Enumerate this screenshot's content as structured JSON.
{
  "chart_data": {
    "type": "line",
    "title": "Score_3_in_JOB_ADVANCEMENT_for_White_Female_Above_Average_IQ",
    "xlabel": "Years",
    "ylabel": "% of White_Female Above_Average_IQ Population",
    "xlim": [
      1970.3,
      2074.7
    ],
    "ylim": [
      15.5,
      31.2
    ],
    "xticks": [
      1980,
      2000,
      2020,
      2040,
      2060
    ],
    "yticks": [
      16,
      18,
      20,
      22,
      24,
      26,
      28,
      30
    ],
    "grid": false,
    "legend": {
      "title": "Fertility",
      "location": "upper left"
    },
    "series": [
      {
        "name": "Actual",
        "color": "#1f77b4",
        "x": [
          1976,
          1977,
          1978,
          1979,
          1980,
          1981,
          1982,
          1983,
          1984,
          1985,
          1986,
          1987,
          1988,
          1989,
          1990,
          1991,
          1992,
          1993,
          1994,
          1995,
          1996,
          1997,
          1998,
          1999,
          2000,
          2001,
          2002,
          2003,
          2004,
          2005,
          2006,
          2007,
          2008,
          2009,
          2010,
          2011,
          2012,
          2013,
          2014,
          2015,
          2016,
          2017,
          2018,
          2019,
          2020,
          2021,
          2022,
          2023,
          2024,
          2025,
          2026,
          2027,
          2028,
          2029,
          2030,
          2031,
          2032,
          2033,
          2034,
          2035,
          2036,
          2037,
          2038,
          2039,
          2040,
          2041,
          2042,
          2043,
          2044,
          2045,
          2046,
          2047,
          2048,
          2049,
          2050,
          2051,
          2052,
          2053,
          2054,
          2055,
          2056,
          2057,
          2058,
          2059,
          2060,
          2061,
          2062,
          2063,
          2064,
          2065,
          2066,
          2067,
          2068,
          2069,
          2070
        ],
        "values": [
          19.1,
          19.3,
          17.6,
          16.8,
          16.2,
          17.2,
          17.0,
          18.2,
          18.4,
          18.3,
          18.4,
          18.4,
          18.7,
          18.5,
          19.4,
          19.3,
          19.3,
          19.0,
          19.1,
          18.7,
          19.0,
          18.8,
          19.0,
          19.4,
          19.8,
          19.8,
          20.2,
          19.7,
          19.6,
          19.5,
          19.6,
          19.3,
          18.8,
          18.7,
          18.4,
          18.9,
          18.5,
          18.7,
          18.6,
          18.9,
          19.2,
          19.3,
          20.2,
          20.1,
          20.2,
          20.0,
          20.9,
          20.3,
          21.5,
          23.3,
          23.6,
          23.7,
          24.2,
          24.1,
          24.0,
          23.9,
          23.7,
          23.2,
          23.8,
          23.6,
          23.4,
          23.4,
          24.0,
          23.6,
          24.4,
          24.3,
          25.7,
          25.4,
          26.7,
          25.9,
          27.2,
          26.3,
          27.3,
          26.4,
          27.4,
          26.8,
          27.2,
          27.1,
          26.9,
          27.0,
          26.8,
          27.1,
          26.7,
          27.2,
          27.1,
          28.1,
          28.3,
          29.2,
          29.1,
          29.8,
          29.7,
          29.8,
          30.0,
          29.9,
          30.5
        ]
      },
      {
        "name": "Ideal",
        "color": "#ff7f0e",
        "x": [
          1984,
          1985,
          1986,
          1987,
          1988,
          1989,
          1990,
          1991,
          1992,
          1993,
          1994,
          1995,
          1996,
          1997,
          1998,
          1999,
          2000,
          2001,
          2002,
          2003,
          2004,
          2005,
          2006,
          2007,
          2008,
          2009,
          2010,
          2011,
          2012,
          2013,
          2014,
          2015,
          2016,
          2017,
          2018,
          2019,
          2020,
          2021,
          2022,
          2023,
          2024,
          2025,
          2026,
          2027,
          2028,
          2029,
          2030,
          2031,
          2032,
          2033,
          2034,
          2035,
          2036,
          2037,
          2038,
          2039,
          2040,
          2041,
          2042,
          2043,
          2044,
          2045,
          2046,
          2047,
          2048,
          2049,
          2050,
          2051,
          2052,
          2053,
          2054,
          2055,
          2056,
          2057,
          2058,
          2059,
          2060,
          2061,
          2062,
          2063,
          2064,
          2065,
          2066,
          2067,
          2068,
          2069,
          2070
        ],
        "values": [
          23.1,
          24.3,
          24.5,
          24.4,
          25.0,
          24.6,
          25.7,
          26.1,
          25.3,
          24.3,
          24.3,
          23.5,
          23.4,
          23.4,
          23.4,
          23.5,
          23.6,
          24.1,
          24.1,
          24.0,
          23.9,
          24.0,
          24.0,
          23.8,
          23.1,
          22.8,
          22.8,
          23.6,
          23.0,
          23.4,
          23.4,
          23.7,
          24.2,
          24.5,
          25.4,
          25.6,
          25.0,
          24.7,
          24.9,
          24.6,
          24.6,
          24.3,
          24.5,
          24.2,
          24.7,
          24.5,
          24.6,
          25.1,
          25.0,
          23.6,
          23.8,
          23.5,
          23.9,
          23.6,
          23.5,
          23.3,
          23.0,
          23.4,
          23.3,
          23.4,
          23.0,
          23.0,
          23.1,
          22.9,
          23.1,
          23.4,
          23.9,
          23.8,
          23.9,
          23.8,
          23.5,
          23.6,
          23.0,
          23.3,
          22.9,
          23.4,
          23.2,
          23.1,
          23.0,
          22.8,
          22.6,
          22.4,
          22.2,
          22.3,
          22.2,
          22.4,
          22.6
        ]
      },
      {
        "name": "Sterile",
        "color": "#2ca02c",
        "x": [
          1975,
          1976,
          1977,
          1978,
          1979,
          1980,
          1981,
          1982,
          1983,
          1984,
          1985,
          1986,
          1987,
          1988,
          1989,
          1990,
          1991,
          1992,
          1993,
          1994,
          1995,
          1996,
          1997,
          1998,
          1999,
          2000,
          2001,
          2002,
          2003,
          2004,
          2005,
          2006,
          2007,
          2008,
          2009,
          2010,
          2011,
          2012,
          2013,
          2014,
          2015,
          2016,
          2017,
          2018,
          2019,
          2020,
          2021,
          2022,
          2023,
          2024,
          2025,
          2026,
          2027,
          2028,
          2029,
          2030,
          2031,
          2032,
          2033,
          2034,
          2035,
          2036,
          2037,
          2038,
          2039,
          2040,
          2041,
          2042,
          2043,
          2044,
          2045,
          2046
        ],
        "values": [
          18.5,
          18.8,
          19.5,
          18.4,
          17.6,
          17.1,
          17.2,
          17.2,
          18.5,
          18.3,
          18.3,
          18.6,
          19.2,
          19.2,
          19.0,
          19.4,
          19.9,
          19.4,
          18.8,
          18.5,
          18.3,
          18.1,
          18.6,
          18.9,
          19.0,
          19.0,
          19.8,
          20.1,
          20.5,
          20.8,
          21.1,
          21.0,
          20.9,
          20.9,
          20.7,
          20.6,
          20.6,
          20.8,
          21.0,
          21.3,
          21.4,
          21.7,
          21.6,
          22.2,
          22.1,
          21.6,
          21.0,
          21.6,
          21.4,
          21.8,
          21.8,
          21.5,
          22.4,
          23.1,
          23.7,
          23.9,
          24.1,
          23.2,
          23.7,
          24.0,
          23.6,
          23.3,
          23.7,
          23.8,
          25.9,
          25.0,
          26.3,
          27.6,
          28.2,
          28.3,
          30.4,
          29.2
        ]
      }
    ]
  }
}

--- --- ---

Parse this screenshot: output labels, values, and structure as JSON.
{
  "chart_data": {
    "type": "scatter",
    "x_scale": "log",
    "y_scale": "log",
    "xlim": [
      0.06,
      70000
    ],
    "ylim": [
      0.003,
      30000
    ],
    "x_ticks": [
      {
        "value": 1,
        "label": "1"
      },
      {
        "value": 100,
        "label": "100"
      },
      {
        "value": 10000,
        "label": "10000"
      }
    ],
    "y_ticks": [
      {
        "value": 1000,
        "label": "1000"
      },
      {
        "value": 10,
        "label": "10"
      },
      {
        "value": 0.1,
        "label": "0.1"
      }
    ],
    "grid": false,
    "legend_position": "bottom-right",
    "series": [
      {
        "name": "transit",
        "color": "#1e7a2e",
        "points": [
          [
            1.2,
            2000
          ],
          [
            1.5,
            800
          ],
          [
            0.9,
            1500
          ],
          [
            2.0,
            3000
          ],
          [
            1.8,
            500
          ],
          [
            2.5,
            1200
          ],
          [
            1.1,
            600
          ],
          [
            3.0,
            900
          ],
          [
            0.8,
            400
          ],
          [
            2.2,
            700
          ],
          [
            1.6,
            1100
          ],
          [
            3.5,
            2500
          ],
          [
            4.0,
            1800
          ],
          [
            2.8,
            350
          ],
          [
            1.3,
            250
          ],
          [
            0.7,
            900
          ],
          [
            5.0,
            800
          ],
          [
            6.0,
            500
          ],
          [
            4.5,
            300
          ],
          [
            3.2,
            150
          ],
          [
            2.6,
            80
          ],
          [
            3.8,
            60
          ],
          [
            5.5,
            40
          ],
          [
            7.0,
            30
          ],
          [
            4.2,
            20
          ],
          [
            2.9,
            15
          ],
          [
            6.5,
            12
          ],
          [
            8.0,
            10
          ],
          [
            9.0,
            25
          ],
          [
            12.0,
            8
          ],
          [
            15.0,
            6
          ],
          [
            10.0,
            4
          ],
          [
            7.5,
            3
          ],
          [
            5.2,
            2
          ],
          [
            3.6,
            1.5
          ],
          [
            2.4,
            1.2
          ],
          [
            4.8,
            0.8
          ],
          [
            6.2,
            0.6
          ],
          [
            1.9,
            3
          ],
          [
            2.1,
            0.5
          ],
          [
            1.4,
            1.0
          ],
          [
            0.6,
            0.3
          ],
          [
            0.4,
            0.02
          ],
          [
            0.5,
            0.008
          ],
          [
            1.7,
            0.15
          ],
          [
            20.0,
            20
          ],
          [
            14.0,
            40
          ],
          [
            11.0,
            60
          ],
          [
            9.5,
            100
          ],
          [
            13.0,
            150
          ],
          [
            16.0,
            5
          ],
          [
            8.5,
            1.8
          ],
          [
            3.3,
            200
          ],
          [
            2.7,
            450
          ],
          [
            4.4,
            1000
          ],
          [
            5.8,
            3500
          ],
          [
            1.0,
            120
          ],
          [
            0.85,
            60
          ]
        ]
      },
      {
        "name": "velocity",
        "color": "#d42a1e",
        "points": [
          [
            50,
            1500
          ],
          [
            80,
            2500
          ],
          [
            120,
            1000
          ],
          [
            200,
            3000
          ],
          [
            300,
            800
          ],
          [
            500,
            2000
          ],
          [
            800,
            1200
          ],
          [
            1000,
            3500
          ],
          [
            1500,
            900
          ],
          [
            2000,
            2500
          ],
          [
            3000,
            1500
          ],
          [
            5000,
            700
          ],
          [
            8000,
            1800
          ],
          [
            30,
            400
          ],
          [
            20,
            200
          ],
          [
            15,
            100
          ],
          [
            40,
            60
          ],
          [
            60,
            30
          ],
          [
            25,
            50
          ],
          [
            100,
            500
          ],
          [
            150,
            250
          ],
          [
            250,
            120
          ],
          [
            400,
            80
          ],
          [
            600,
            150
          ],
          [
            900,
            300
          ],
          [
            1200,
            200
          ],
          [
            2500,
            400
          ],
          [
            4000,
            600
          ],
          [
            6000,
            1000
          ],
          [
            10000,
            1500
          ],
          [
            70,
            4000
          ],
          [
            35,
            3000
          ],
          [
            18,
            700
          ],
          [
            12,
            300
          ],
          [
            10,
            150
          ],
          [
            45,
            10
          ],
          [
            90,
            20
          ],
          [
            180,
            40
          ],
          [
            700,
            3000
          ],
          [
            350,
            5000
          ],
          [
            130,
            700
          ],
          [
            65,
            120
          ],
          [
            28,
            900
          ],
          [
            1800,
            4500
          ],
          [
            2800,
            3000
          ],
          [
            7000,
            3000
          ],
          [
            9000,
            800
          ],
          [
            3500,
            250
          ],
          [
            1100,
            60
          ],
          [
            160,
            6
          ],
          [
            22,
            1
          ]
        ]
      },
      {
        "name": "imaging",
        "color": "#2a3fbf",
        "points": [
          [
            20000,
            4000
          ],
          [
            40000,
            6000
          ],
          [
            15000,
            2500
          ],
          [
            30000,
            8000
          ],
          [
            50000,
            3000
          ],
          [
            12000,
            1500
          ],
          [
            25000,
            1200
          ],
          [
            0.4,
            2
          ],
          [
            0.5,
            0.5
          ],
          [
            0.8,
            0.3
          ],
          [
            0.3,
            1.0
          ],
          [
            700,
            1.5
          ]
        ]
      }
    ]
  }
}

--- --- ---

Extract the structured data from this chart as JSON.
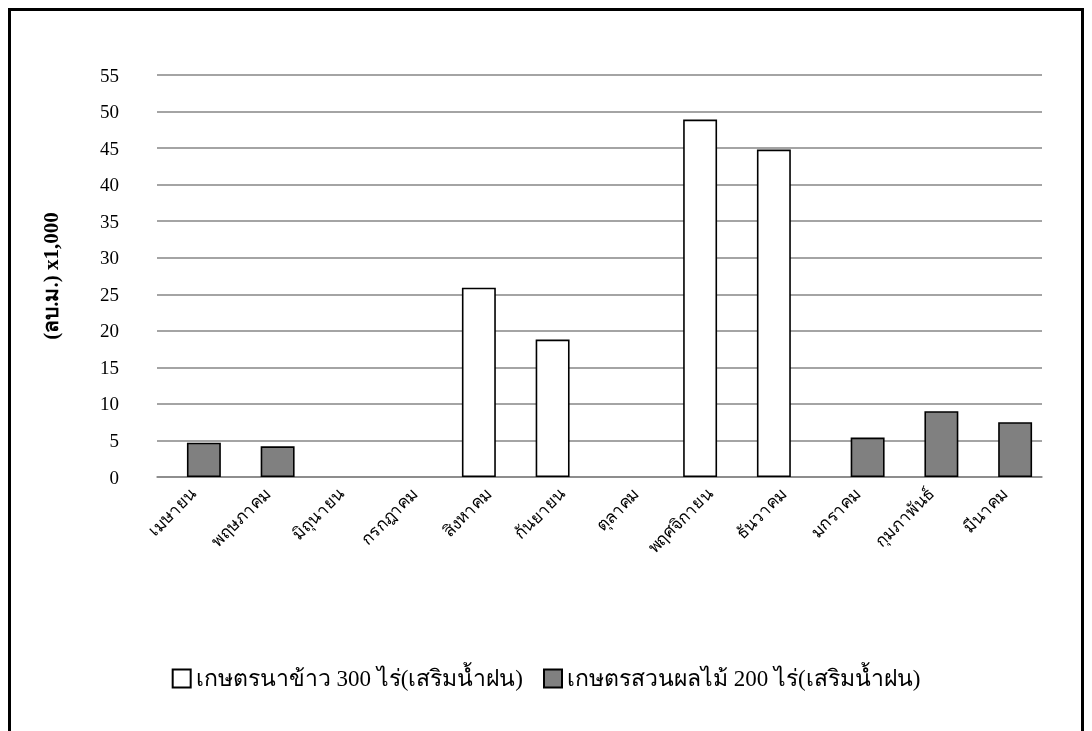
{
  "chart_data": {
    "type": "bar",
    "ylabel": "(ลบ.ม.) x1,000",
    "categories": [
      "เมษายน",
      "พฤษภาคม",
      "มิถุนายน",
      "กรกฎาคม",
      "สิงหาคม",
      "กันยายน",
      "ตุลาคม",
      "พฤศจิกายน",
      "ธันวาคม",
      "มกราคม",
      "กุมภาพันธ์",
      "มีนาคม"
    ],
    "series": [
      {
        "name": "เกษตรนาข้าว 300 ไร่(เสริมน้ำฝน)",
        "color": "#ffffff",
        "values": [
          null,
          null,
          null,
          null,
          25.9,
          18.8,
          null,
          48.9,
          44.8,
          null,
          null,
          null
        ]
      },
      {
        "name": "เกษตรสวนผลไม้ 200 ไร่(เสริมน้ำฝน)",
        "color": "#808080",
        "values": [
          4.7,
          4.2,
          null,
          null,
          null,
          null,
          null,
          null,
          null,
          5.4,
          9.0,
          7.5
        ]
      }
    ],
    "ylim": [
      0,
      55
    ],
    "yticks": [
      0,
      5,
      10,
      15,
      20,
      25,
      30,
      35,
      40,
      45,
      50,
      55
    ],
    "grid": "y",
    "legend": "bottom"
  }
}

--- --- ---

PROBLEM REQUIREMENTS
Extract from the material all lines containing the string "structured".

EXERCISE OUTPUT
Enumerate this screenshot's content as structured JSON.
Extract the structured data from this chart as JSON.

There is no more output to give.